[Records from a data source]
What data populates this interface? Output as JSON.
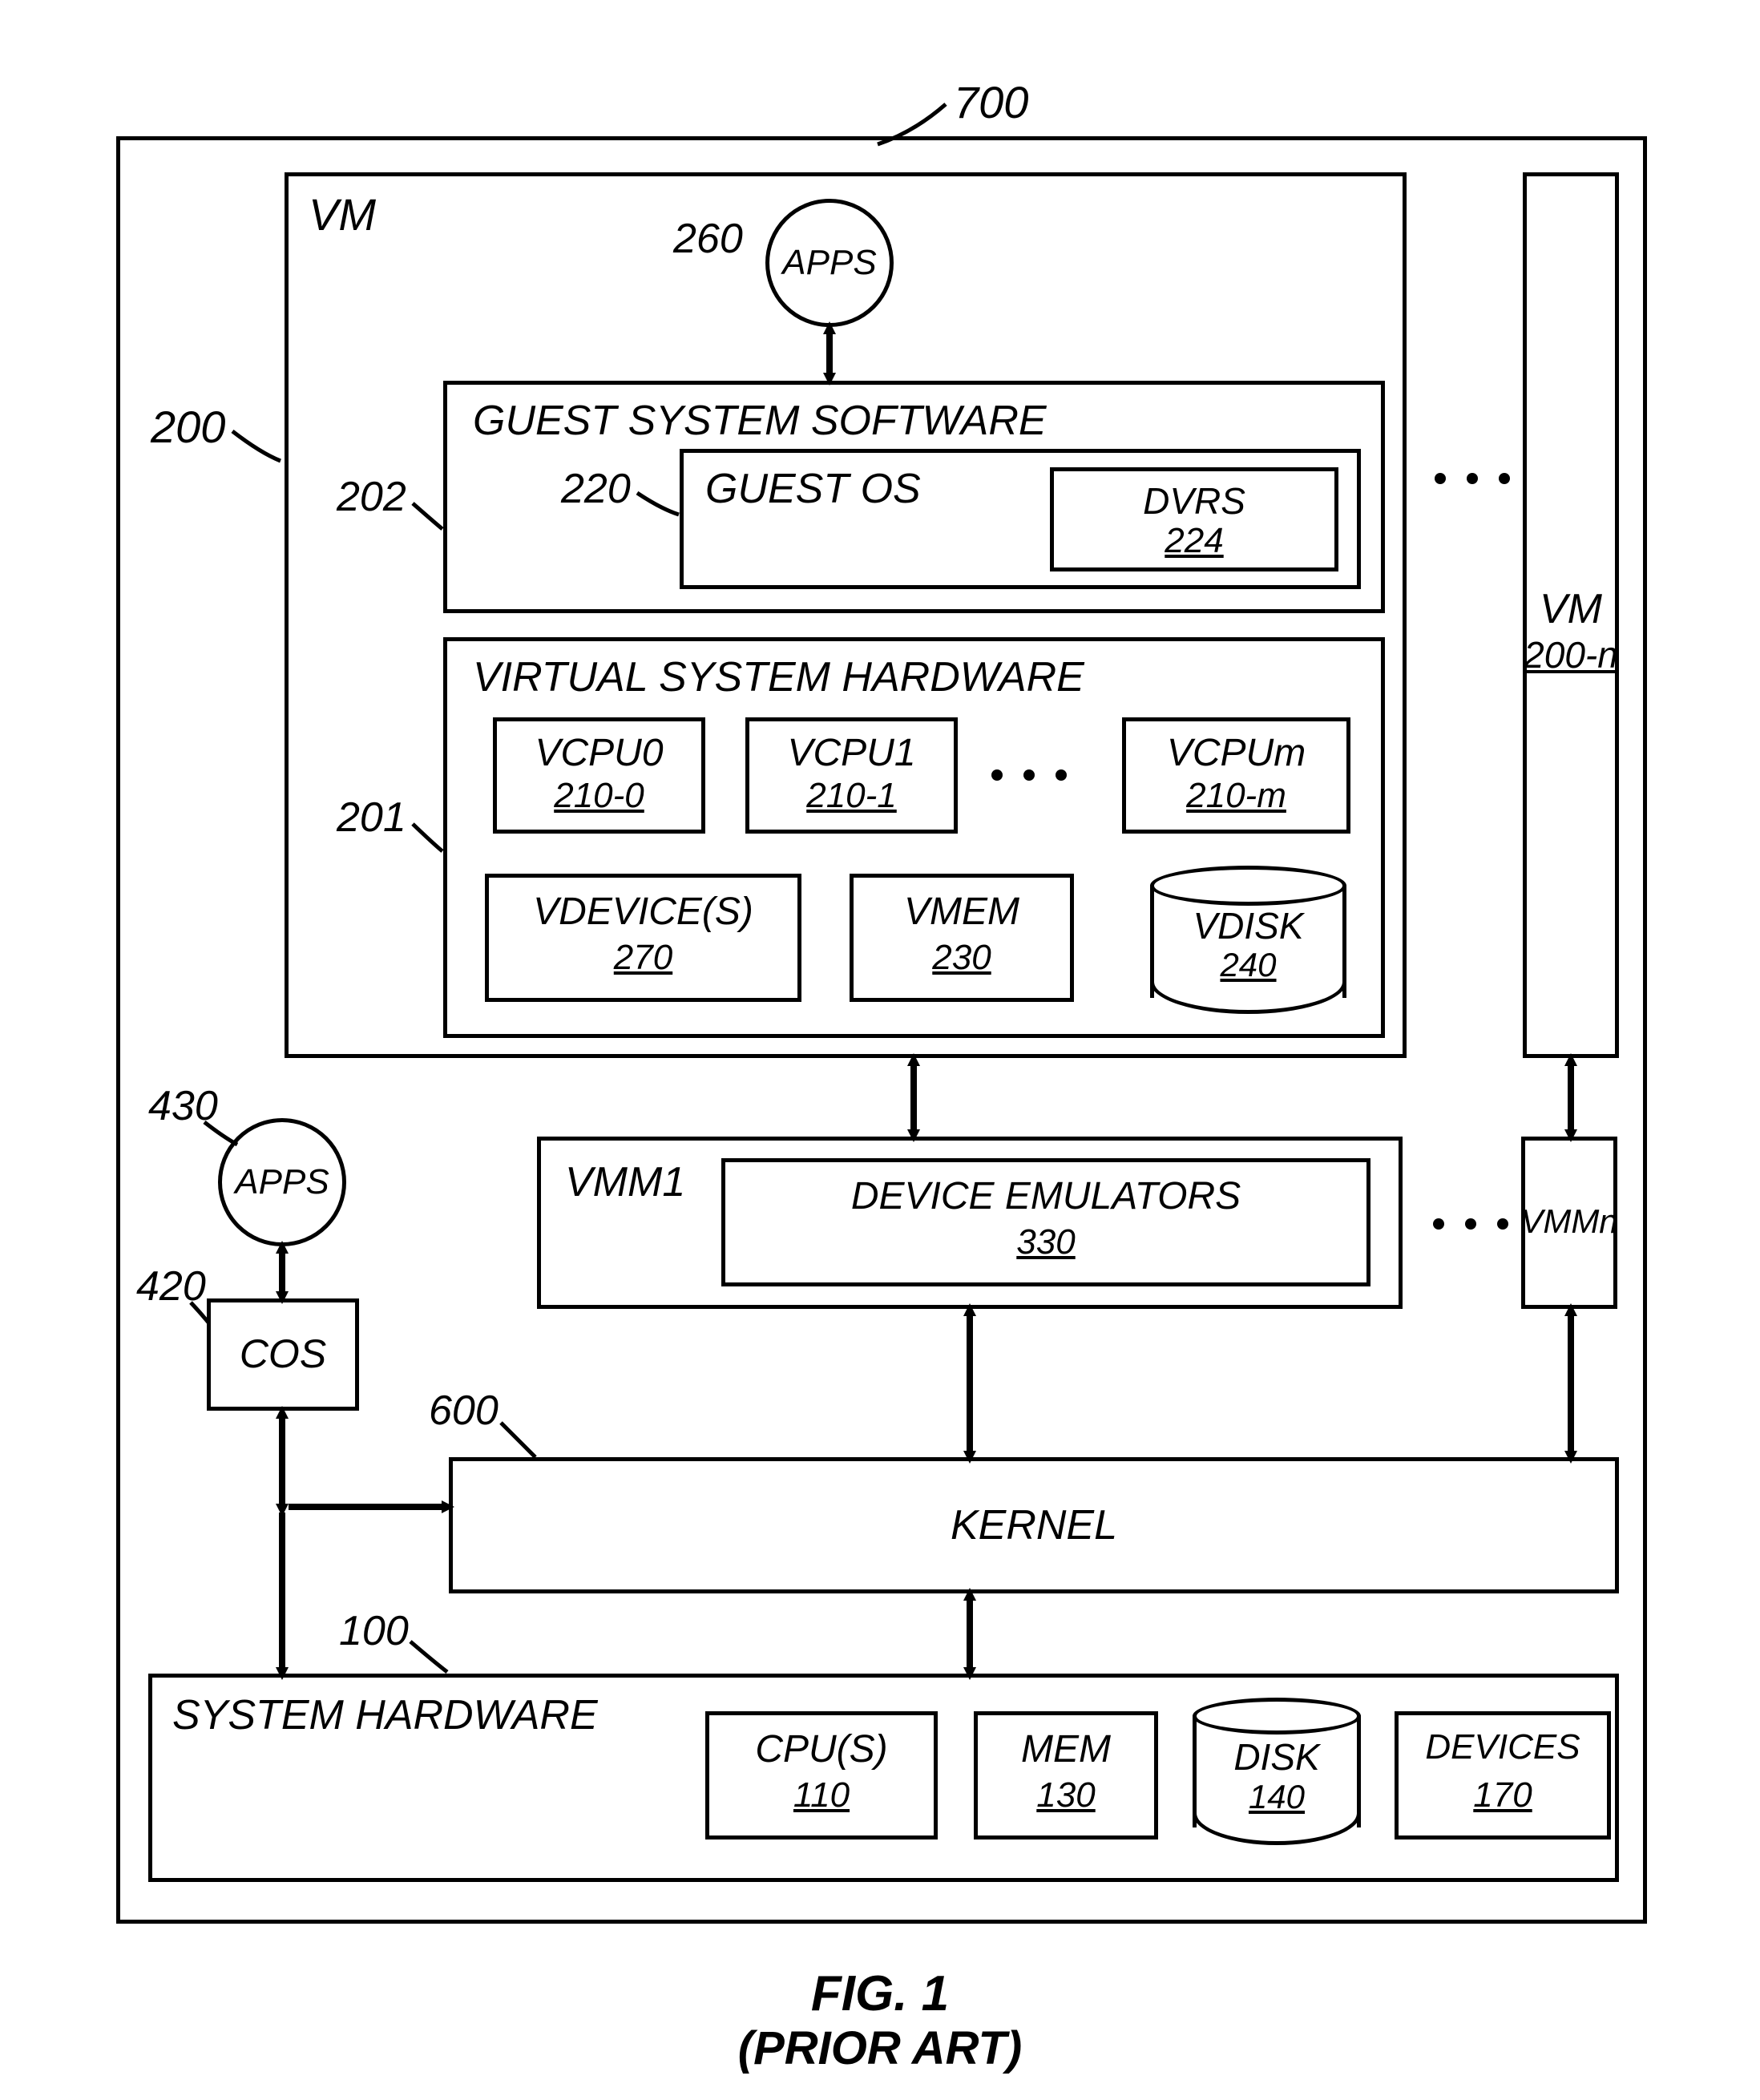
{
  "figure": {
    "title": "FIG. 1",
    "subtitle": "(PRIOR ART)"
  },
  "outer": {
    "ref": "700"
  },
  "vm": {
    "label": "VM",
    "ref": "200"
  },
  "vm_n": {
    "label": "VM",
    "ref": "200-n"
  },
  "apps_vm": {
    "label": "APPS",
    "ref": "260"
  },
  "gss": {
    "label": "GUEST SYSTEM SOFTWARE",
    "ref": "202"
  },
  "guest_os": {
    "label": "GUEST OS",
    "ref": "220"
  },
  "dvrs": {
    "label": "DVRS",
    "ref": "224"
  },
  "vsh": {
    "label": "VIRTUAL SYSTEM HARDWARE",
    "ref": "201"
  },
  "vcpu0": {
    "label": "VCPU0",
    "ref": "210-0"
  },
  "vcpu1": {
    "label": "VCPU1",
    "ref": "210-1"
  },
  "vcpum": {
    "label": "VCPUm",
    "ref": "210-m"
  },
  "vdev": {
    "label": "VDEVICE(S)",
    "ref": "270"
  },
  "vmem": {
    "label": "VMEM",
    "ref": "230"
  },
  "vdisk": {
    "label": "VDISK",
    "ref": "240"
  },
  "vmm1": {
    "label": "VMM1"
  },
  "dev_emu": {
    "label": "DEVICE EMULATORS",
    "ref": "330"
  },
  "vmmn": {
    "label": "VMMn"
  },
  "apps_cos": {
    "label": "APPS",
    "ref": "430"
  },
  "cos": {
    "label": "COS",
    "ref": "420"
  },
  "kernel": {
    "label": "KERNEL",
    "ref": "600"
  },
  "sys_hw": {
    "label": "SYSTEM HARDWARE",
    "ref": "100"
  },
  "cpu": {
    "label": "CPU(S)",
    "ref": "110"
  },
  "mem": {
    "label": "MEM",
    "ref": "130"
  },
  "disk": {
    "label": "DISK",
    "ref": "140"
  },
  "devices": {
    "label": "DEVICES",
    "ref": "170"
  }
}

| EXERCISE DESCRIPTION |
Without including any picture, retype the entries exactly.

| EXERCISE SOLUTION |
What data populates this interface? Output as JSON.
{
  "figure": {
    "title": "FIG. 1",
    "subtitle": "(PRIOR ART)"
  },
  "outer": {
    "ref": "700"
  },
  "vm": {
    "label": "VM",
    "ref": "200"
  },
  "vm_n": {
    "label": "VM",
    "ref": "200-n"
  },
  "apps_vm": {
    "label": "APPS",
    "ref": "260"
  },
  "gss": {
    "label": "GUEST SYSTEM SOFTWARE",
    "ref": "202"
  },
  "guest_os": {
    "label": "GUEST OS",
    "ref": "220"
  },
  "dvrs": {
    "label": "DVRS",
    "ref": "224"
  },
  "vsh": {
    "label": "VIRTUAL SYSTEM HARDWARE",
    "ref": "201"
  },
  "vcpu0": {
    "label": "VCPU0",
    "ref": "210-0"
  },
  "vcpu1": {
    "label": "VCPU1",
    "ref": "210-1"
  },
  "vcpum": {
    "label": "VCPUm",
    "ref": "210-m"
  },
  "vdev": {
    "label": "VDEVICE(S)",
    "ref": "270"
  },
  "vmem": {
    "label": "VMEM",
    "ref": "230"
  },
  "vdisk": {
    "label": "VDISK",
    "ref": "240"
  },
  "vmm1": {
    "label": "VMM1"
  },
  "dev_emu": {
    "label": "DEVICE EMULATORS",
    "ref": "330"
  },
  "vmmn": {
    "label": "VMMn"
  },
  "apps_cos": {
    "label": "APPS",
    "ref": "430"
  },
  "cos": {
    "label": "COS",
    "ref": "420"
  },
  "kernel": {
    "label": "KERNEL",
    "ref": "600"
  },
  "sys_hw": {
    "label": "SYSTEM HARDWARE",
    "ref": "100"
  },
  "cpu": {
    "label": "CPU(S)",
    "ref": "110"
  },
  "mem": {
    "label": "MEM",
    "ref": "130"
  },
  "disk": {
    "label": "DISK",
    "ref": "140"
  },
  "devices": {
    "label": "DEVICES",
    "ref": "170"
  }
}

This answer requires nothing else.